PROBLEM DETAILS
Please restate the following records word for word.

SUPPLIED DATA
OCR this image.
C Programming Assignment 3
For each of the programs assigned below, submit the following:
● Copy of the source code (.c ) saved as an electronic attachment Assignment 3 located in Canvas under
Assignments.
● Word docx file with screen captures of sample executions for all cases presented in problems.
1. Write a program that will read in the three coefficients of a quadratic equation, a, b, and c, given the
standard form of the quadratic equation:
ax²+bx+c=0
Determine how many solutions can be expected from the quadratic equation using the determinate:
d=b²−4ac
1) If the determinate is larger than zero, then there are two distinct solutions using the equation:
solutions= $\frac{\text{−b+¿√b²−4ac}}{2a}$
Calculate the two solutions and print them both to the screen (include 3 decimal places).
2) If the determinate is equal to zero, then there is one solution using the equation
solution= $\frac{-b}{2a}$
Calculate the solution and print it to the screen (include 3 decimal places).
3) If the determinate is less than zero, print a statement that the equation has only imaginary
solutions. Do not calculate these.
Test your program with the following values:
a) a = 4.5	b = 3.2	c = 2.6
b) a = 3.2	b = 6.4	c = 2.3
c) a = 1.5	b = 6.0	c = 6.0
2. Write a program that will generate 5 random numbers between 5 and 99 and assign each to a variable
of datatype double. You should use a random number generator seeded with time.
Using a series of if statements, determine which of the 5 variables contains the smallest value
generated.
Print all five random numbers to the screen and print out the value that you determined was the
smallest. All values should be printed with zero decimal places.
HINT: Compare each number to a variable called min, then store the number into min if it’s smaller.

SOLUTION TO THIS PROBLEM
OCR this image.
C Programming Assignment 3
For each of the programs assigned below, submit the following:
● Copy of the source code (.c ) saved as an electronic attachment Assignment 3 located in Canvas under
Assignments.
● Word docx file with screen captures of sample executions for all cases presented in problems.
1. Write a program that will read in the three coefficients of a quadratic equation, a, b, and c, given the
standard form of the quadratic equation:
ax²+bx+c=0
Determine how many solutions can be expected from the quadratic equation using the determinate:
d=b²−4ac
1) If the determinate is larger than zero, then there are two distinct solutions using the equation:
solutions= $\frac{\text{−b+¿√b²−4ac}}{2a}$
Calculate the two solutions and print them both to the screen (include 3 decimal places).
2) If the determinate is equal to zero, then there is one solution using the equation
solution= $\frac{-b}{2a}$
Calculate the solution and print it to the screen (include 3 decimal places).
3) If the determinate is less than zero, print a statement that the equation has only imaginary
solutions. Do not calculate these.
Test your program with the following values:
a) a = 4.5	b = 3.2	c = 2.6
b) a = 3.2	b = 6.4	c = 2.3
c) a = 1.5	b = 6.0	c = 6.0
2. Write a program that will generate 5 random numbers between 5 and 99 and assign each to a variable
of datatype double. You should use a random number generator seeded with time.
Using a series of if statements, determine which of the 5 variables contains the smallest value
generated.
Print all five random numbers to the screen and print out the value that you determined was the
smallest. All values should be printed with zero decimal places.
HINT: Compare each number to a variable called min, then store the number into min if it’s smaller.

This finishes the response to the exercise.